[start of SOURCE EXCERPT]
I am advised by the Revenue Commissioners that they attach a very high priority to combating the smuggling of controlled drugs and are committed to playing an active role, in conjunction with other relevant agencies, in working against this criminal activity and those responsible for it. Revenue has primary responsibility for the detection, interception and seizure of controlled drugs at points of entry into the State. They maintain an enforcement presence at strategic locations and place particular emphasis on developing an intelligence-based focus at both national and regional level, deploying resources to areas of highest risk. Enforcement strength at particular locations is regularly augmented with additional personnel on a risk-assessment basis, or when particular operations are taking place against illegal activity.

Revenue enforcement officers carry out regular and ongoing monitoring of the coastline, including patrols and physical checks at harbours and piers. This work is supplemented by Revenue’s Customs Drug Watch Programme, which incorporates a coastal reporting mechanism. This allows members of the public, maritime and local communities to report, in confidence, suspect or unusual movements at sea or around the coast through a confidential 24/7 free phone facility.

Revenue deploys two Customs Cutters, the RCC Suirbhéir and the RCC Faire, to patrol the coastline and undertake maritime intelligence gathering duties. These vessels support teams of land-based enforcement officers involved in anti-smuggling duties. The cutters are deployed to cover potential high-risk areas along the coastline.

Revenue has two drug detector dog teams based on the western coast, at Sligo and Shannon, which are deployed over the wider geographical area as necessary. Overall, Revenue has 13 detector dogs at its disposal (8 of which are specifically trained in drugs detection) and these dogs can be deployed to any location as required on a risk-assessment basis. Four additional dog teams are currently being commissioned (two to replace dogs which have recently been retired and two additional teams). This will bring the total number of dog detection teams with drug detection capability to ten.

Customs controls at regional airports are risk-based and are carried out by mobile enforcement personnel. Attendance at these airports is selective and targeted and is based on analysis and evaluation of national and international smuggling trends, traffic frequency, routes and other risk indicators. Attendance can also be as a result of specific intelligence. Flights with origins and destinations with a high-risk rating attract particular interest and the enforcement presence at regional airports is kept under constant review.

Revenue’s Customs service works proactively with An Garda Síochána and the Naval Service in the fight against drug trafficking as part of the Joint Task Force on Drugs Interdiction. There is excellent cooperation between these agencies in the sharing of intelligence and the identification and investigation of the criminals involved in the illegal drugs trade.

Revenue’s work against drugs crime is extensive and multi-faceted and is kept under constant review to ensure that it makes the most effective contribution possible to dealing with this societal problem.
[end of SOURCE EXCERPT]
SET TASKS –
**a)** In the text on Revenue's anti-smuggling work, what are the names of the two Customs Cutters?
**b)** In the text on Revenue's anti-smuggling work, copy the part starting at "Revenue’s Customs service" and ending at "illegal drugs trade.", renaming "Naval Service" to "Coast Guard".
The listing after this point has nothing to do with the text on Revenue's anti-smuggling work.
[start of DATASET EXTRACT]
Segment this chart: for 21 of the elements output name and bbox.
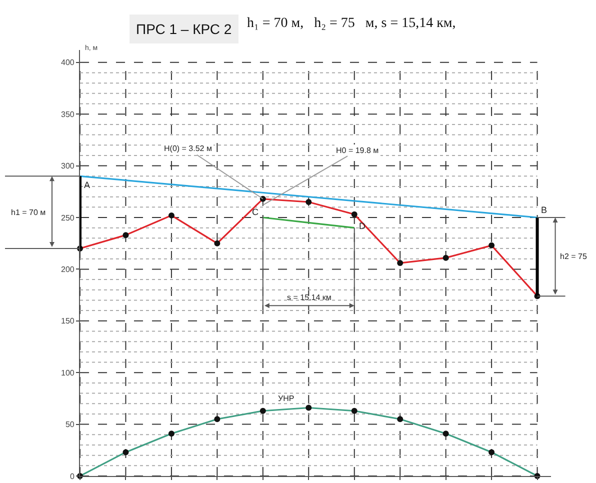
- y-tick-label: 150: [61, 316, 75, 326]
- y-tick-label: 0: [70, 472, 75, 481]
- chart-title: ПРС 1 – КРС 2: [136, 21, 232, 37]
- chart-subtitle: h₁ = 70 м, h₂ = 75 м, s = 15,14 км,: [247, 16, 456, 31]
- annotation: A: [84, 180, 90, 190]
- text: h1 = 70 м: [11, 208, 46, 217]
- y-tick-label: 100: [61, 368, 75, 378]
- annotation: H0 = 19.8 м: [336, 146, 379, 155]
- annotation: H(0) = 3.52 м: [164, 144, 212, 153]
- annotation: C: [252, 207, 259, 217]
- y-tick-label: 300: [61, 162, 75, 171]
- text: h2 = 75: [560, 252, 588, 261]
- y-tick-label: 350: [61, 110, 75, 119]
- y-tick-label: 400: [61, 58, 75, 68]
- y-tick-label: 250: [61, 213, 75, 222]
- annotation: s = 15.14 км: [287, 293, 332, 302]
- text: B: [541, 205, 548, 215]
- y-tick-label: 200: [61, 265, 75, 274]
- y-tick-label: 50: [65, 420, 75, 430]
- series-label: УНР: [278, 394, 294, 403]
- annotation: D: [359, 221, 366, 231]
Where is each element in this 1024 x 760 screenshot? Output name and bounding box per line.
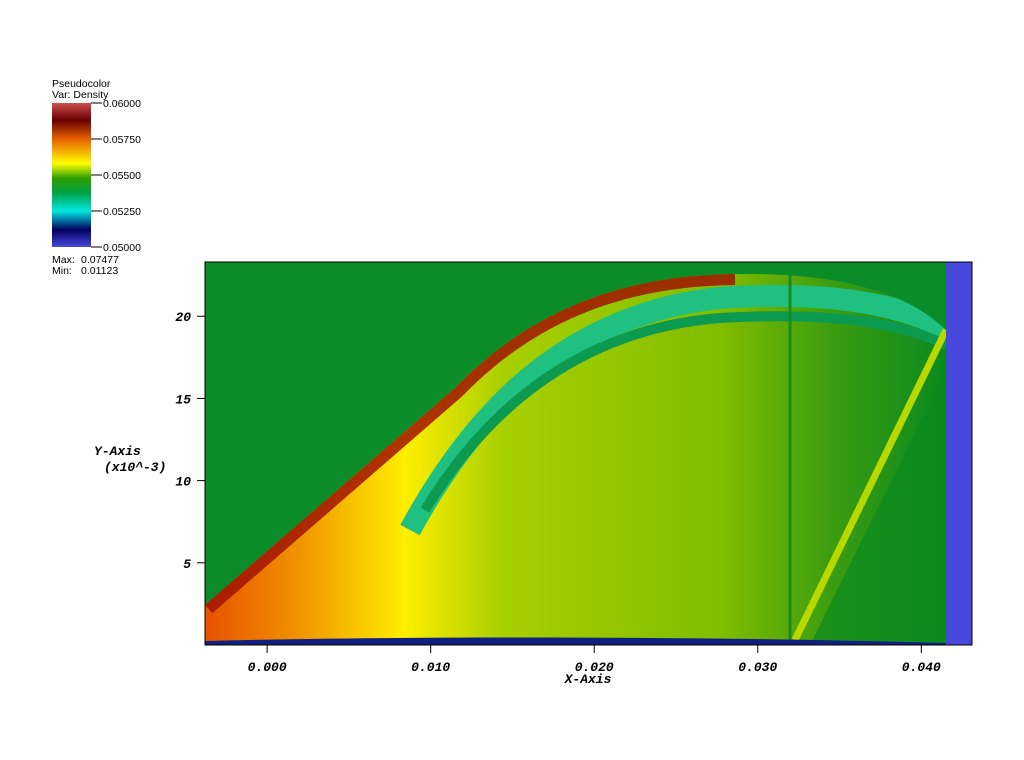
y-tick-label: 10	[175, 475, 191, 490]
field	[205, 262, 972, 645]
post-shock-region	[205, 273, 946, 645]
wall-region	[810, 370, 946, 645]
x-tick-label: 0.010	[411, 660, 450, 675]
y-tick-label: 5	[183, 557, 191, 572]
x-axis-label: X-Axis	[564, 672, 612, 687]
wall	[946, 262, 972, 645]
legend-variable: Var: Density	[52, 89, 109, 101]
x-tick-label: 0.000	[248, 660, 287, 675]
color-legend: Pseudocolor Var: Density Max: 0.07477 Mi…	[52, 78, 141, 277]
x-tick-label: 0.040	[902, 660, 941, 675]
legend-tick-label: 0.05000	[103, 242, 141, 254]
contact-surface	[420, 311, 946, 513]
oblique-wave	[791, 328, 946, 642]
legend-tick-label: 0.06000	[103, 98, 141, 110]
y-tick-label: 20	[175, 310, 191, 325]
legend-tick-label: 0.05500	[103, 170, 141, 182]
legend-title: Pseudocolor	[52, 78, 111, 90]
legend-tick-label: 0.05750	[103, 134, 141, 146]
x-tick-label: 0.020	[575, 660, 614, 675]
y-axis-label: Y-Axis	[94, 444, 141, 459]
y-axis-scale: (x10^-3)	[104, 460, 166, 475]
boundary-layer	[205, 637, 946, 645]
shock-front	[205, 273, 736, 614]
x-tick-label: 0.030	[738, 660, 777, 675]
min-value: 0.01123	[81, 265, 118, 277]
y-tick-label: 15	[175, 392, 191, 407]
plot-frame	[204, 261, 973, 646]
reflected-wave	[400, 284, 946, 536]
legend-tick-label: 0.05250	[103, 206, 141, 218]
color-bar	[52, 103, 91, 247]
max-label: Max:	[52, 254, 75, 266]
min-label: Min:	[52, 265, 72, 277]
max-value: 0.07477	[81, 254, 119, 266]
[end of DATASET EXTRACT]
[start of DATASET EXTRACT]
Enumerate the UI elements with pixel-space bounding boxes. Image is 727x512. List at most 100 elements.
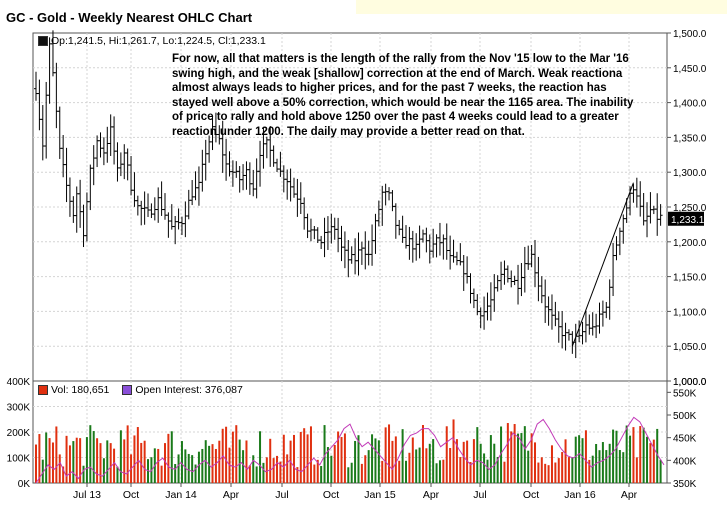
[end of DATASET EXTRACT]
ANSWERS FOR THE TASKS –
**a)** The RCC Suirbhéir and the RCC Faire.

**b)**
Revenue’s Customs service works proactively with An Garda Síochána and the Coast Guard in the fight against drug trafficking as part of the Joint Task Force on Drugs Interdiction. There is excellent cooperation between these agencies in the sharing of intelligence and the identification and investigation of the criminals involved in the illegal drugs trade.